* REQUIREMENTS *
Below are some records. How many of their lines contain the string "destination"? Give the number only.

Stored data entries
○ ○ ○ ○ ○
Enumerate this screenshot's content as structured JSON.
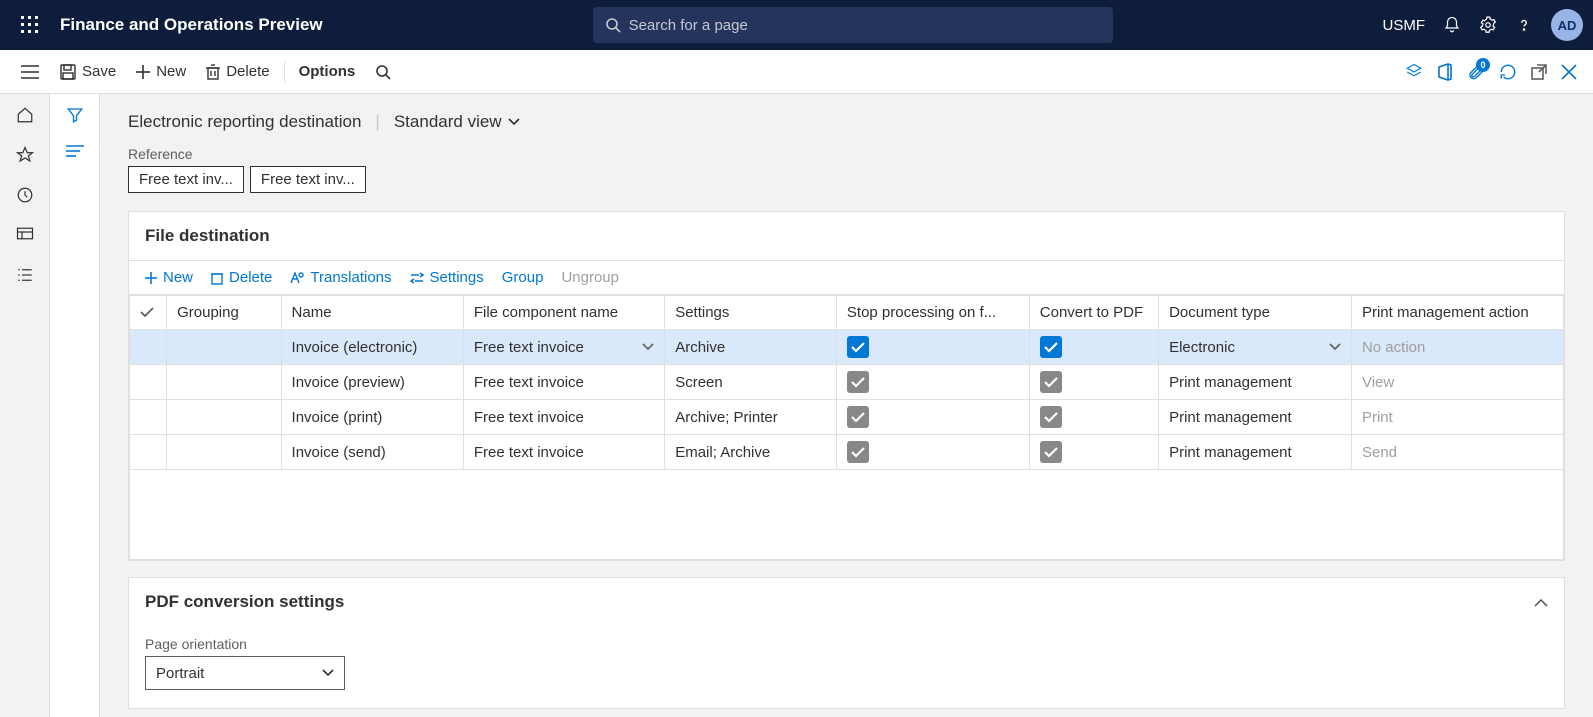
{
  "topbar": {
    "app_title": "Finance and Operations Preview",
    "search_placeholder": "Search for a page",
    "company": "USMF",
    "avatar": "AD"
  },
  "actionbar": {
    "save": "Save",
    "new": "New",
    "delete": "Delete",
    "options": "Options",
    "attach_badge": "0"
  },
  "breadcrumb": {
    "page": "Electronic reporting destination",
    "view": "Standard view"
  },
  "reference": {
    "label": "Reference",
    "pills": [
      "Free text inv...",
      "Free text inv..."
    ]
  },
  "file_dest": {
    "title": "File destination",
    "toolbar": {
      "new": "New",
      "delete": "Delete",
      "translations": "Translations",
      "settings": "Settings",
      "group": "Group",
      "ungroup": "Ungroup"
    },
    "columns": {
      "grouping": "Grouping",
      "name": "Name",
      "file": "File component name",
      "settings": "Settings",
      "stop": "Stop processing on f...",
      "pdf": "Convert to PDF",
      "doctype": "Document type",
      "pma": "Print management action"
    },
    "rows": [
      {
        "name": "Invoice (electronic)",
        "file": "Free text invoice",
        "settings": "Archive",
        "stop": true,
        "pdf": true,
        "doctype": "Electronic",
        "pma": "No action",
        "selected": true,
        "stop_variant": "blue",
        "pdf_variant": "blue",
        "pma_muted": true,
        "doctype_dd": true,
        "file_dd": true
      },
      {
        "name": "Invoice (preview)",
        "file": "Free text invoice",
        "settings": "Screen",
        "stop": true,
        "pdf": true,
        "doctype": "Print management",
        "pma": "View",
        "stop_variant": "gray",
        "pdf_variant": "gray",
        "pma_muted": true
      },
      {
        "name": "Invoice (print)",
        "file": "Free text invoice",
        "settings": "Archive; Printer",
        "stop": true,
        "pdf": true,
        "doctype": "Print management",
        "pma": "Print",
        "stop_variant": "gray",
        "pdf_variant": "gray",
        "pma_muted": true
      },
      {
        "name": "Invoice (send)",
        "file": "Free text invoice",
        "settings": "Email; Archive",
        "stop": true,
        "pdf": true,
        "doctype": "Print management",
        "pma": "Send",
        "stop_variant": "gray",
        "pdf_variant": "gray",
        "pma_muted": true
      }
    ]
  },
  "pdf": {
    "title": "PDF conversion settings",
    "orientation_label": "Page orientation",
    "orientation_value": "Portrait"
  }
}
○ ○ ○ ○ ○
* ANSWER BELOW *
2